• Given instruction
Check each line of the listing below for the string "SMTP", and give only how many lines hold it.

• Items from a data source
* * * *
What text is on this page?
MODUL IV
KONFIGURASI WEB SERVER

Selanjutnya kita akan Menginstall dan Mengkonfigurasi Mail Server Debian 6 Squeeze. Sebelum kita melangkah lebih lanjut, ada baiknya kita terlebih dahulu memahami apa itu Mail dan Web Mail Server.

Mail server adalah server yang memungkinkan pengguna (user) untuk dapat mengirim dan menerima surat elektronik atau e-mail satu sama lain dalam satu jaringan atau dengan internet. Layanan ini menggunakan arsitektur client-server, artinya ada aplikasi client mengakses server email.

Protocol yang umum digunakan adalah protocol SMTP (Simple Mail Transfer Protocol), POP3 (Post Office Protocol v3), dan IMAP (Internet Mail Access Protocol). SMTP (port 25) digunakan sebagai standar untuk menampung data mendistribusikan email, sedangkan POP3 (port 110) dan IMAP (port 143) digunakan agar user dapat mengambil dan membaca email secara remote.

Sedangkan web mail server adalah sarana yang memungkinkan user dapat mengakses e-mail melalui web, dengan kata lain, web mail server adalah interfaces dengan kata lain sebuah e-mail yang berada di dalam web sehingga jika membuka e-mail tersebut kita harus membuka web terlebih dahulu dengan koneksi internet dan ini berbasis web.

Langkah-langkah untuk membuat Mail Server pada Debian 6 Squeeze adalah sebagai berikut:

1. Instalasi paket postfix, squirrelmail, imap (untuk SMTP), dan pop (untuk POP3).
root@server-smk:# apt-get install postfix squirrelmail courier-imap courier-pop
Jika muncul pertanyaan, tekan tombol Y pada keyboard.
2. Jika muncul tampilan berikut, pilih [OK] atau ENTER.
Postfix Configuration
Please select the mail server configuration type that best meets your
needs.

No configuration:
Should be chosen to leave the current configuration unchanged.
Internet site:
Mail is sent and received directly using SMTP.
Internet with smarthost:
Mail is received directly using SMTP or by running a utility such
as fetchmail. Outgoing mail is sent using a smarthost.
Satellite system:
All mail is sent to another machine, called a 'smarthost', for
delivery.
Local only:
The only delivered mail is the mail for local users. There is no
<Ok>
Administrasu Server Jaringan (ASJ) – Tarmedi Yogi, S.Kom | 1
* * * *
• Solution below
4